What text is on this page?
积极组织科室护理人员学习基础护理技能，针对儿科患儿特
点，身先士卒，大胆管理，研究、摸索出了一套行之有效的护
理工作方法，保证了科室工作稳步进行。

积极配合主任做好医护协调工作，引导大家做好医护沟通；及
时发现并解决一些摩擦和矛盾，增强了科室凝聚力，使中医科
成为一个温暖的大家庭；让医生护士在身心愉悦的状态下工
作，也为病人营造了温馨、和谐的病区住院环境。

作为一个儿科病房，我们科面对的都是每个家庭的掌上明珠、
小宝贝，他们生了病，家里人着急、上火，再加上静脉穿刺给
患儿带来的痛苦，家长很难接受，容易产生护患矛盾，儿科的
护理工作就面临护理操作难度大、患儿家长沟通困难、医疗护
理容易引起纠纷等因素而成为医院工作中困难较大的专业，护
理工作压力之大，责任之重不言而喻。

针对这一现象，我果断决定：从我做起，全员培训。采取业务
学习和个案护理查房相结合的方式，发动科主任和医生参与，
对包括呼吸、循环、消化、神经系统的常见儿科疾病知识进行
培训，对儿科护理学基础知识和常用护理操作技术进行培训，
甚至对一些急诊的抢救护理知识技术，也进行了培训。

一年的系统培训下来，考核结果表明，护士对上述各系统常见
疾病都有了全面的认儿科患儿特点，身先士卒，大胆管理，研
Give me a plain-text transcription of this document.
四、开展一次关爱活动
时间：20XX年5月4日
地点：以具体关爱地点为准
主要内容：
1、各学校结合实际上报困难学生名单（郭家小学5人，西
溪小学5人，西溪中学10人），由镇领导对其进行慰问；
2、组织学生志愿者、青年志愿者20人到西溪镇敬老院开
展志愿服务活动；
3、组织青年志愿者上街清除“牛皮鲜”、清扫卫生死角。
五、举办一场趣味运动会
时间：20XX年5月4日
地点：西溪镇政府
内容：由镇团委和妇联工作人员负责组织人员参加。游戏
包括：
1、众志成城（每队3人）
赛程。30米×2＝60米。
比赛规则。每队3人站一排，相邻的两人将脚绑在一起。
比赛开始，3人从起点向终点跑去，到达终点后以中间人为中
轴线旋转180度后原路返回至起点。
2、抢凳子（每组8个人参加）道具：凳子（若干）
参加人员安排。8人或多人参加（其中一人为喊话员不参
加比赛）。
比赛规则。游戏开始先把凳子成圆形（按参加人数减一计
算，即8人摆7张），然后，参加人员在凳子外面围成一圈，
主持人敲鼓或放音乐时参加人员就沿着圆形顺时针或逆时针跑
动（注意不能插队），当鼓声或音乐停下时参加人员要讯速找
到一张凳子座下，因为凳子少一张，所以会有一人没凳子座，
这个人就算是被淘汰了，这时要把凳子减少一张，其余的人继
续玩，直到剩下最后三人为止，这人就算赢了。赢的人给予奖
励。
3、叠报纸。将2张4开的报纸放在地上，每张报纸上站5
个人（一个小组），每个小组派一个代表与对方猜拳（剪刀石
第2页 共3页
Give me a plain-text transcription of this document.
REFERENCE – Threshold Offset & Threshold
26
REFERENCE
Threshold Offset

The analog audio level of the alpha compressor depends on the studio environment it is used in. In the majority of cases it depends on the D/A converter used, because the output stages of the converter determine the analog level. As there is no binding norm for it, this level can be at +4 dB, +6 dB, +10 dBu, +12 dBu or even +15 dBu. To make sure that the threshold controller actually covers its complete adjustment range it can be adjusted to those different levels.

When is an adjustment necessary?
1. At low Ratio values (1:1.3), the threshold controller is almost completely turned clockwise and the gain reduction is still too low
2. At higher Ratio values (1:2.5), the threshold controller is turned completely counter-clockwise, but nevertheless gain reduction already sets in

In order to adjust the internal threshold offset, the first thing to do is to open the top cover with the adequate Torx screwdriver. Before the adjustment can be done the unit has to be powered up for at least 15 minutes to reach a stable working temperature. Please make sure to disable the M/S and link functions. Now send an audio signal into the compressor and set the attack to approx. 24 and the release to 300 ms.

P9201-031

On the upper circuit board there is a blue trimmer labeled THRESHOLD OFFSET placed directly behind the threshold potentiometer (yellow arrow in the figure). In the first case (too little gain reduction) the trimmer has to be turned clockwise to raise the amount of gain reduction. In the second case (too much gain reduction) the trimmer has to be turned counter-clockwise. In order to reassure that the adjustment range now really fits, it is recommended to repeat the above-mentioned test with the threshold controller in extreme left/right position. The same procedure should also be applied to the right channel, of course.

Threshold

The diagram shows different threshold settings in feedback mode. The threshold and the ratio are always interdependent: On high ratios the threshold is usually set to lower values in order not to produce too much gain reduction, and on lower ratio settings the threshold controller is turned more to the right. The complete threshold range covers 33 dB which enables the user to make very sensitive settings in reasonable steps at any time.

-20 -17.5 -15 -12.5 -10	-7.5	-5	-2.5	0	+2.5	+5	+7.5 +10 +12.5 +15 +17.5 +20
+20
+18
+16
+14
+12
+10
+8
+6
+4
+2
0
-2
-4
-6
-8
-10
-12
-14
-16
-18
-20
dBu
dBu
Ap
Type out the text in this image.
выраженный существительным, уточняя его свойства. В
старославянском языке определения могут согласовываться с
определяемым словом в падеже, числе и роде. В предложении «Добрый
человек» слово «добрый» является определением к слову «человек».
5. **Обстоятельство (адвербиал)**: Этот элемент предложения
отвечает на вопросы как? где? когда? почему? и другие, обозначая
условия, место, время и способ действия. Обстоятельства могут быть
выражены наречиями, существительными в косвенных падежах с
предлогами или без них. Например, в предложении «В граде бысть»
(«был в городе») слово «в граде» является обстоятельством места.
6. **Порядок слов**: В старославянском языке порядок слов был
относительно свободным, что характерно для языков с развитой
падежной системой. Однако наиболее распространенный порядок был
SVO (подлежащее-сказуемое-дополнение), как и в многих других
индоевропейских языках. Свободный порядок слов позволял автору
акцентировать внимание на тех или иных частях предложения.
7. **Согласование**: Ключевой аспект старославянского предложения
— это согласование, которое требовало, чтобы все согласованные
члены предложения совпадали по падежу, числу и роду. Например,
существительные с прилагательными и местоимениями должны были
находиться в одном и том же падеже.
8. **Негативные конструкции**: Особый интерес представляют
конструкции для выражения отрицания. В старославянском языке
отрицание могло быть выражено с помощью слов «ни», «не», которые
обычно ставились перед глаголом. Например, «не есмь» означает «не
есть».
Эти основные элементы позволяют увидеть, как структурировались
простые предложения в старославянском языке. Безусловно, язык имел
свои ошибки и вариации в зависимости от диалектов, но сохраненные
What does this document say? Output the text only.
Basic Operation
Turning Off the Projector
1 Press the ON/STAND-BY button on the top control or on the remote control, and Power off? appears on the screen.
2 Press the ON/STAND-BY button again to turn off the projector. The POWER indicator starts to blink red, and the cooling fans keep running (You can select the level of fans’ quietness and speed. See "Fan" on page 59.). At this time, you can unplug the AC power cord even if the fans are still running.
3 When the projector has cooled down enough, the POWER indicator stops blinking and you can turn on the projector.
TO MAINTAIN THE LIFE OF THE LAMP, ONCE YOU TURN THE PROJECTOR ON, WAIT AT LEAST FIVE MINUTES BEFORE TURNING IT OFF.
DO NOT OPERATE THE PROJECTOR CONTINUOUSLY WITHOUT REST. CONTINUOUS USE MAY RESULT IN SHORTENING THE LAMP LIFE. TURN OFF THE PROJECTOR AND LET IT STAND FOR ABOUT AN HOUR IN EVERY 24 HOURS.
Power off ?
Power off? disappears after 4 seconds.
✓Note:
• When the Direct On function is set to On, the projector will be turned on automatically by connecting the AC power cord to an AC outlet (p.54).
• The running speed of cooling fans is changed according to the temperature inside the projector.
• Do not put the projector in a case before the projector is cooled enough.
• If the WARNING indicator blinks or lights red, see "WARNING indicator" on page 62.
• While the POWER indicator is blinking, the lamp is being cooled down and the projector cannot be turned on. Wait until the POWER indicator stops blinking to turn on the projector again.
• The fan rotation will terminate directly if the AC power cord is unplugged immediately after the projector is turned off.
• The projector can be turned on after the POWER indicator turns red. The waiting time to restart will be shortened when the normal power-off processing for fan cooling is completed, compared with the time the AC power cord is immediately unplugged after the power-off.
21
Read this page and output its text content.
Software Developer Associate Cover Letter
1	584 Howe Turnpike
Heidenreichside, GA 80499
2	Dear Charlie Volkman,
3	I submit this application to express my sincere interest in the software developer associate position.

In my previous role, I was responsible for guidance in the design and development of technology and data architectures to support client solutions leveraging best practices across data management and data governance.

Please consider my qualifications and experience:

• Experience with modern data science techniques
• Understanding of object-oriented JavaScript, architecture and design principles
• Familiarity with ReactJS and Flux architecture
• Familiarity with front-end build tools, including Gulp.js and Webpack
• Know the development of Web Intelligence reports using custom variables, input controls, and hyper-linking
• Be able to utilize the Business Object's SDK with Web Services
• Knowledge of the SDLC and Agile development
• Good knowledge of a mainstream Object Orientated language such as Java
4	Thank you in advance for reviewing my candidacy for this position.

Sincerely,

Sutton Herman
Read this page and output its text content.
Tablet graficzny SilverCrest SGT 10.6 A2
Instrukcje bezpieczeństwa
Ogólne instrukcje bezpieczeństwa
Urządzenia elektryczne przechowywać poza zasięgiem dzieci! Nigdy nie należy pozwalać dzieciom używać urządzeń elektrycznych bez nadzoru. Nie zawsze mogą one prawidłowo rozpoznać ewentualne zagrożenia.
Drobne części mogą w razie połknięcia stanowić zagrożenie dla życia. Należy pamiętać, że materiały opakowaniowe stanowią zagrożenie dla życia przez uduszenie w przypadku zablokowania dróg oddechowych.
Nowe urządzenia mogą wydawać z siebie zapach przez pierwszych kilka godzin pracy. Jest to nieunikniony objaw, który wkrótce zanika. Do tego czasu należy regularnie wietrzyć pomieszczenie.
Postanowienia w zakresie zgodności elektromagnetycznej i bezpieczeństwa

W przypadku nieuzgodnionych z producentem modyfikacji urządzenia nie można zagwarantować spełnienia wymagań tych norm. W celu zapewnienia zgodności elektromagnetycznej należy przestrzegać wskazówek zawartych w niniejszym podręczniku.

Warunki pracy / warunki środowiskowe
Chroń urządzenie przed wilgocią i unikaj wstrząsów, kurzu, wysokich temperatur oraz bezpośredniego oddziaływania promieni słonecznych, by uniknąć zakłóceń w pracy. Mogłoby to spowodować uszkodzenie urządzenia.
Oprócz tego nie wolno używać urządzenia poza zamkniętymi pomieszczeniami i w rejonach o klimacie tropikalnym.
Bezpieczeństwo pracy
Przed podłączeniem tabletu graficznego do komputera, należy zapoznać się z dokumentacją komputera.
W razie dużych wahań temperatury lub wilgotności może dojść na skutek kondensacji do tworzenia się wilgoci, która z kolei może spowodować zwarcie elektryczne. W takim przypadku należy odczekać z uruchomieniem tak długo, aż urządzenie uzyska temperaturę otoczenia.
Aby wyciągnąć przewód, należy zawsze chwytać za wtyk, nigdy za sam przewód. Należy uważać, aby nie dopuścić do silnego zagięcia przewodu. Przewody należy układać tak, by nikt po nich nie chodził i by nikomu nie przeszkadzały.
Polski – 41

◆ ◆ ◆ ◆ ◆

*Given task*: Pull out each line of the entries that contains "after".

*Answer to this exercise*:
Power off? disappears after 4 seconds.
• The fan rotation will terminate directly if the AC power cord is unplugged immediately after the projector is turned off.
• The projector can be turned on after the POWER indicator turns red. The waiting time to restart will be shortened when the normal power-off processing for fan cooling is completed, compared with the time the AC power cord is immediately unplugged after the power-off.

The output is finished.